**Problem requirements**: Produce an exact copy of all the data below, dropping every image.

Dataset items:
= = = = = = =

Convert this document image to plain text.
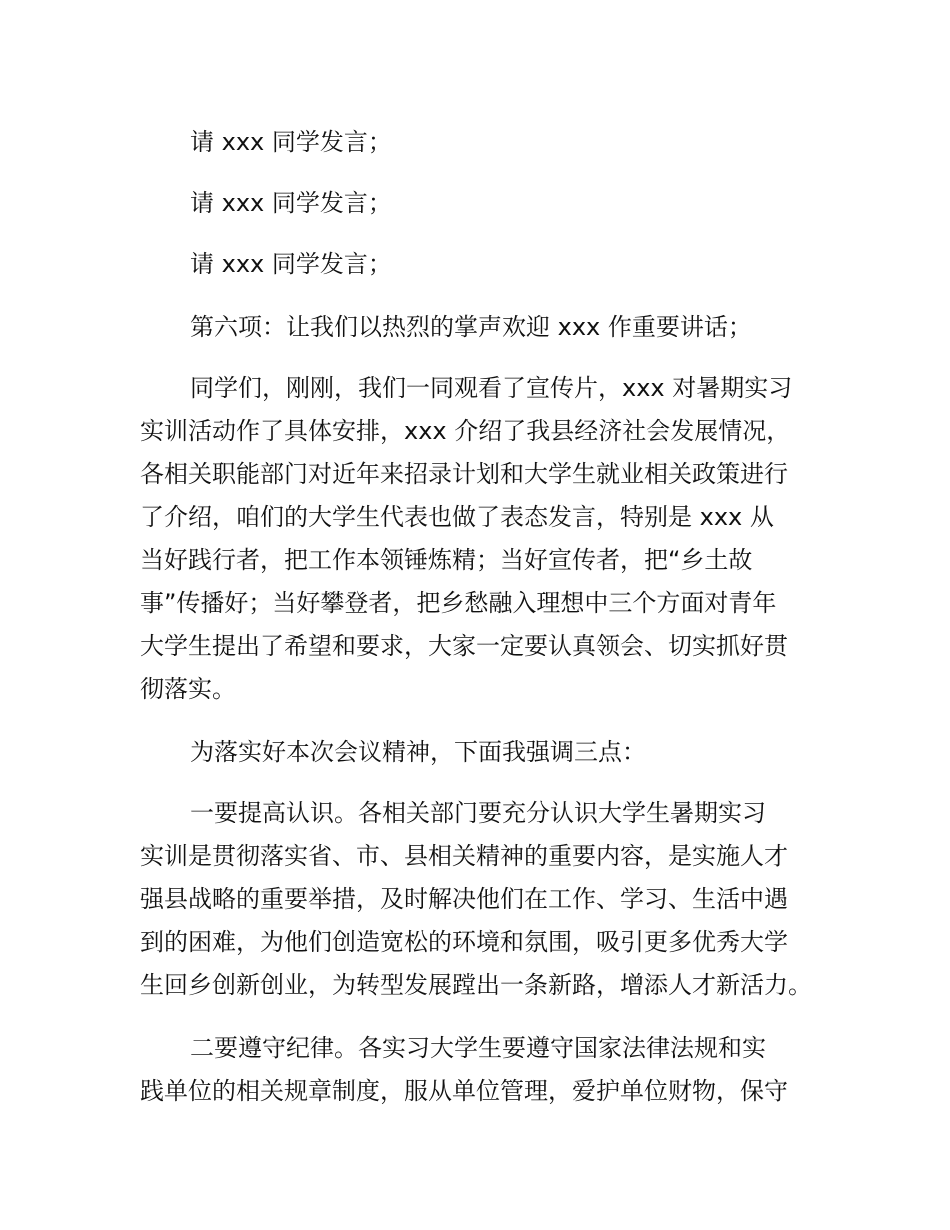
请 xxx 同学发言；

请 xxx 同学发言；

请 xxx 同学发言；

第六项：让我们以热烈的掌声欢迎 xxx 作重要讲话；

同学们，刚刚，我们一同观看了宣传片，xxx 对暑期实习

实训活动作了具体安排，xxx 介绍了我县经济社会发展情况，

各相关职能部门对近年来招录计划和大学生就业相关政策进行

了介绍，咱们的大学生代表也做了表态发言，特别是 xxx 从

当好践行者，把工作本领锤炼精；当好宣传者，把“乡土故

事”传播好；当好攀登者，把乡愁融入理想中三个方面对青年

大学生提出了希望和要求，大家一定要认真领会、切实抓好贯

彻落实。

为落实好本次会议精神，下面我强调三点：

一要提高认识。各相关部门要充分认识大学生暑期实习

实训是贯彻落实省、市、县相关精神的重要内容，是实施人才

强县战略的重要举措，及时解决他们在工作、学习、生活中遇

到的困难，为他们创造宽松的环境和氛围，吸引更多优秀大学

生回乡创新创业，为转型发展蹚出一条新路，增添人才新活力。

二要遵守纪律。各实习大学生要遵守国家法律法规和实

践单位的相关规章制度，服从单位管理，爱护单位财物，保守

= = = = = = =

**Correct output**:
Convert this document image to plain text.
请 xxx 同学发言；

请 xxx 同学发言；

请 xxx 同学发言；

第六项：让我们以热烈的掌声欢迎 xxx 作重要讲话；

同学们，刚刚，我们一同观看了宣传片，xxx 对暑期实习

实训活动作了具体安排，xxx 介绍了我县经济社会发展情况，

各相关职能部门对近年来招录计划和大学生就业相关政策进行

了介绍，咱们的大学生代表也做了表态发言，特别是 xxx 从

当好践行者，把工作本领锤炼精；当好宣传者，把“乡土故

事”传播好；当好攀登者，把乡愁融入理想中三个方面对青年

大学生提出了希望和要求，大家一定要认真领会、切实抓好贯

彻落实。

为落实好本次会议精神，下面我强调三点：

一要提高认识。各相关部门要充分认识大学生暑期实习

实训是贯彻落实省、市、县相关精神的重要内容，是实施人才

强县战略的重要举措，及时解决他们在工作、学习、生活中遇

到的困难，为他们创造宽松的环境和氛围，吸引更多优秀大学

生回乡创新创业，为转型发展蹚出一条新路，增添人才新活力。

二要遵守纪律。各实习大学生要遵守国家法律法规和实

践单位的相关规章制度，服从单位管理，爱护单位财物，保守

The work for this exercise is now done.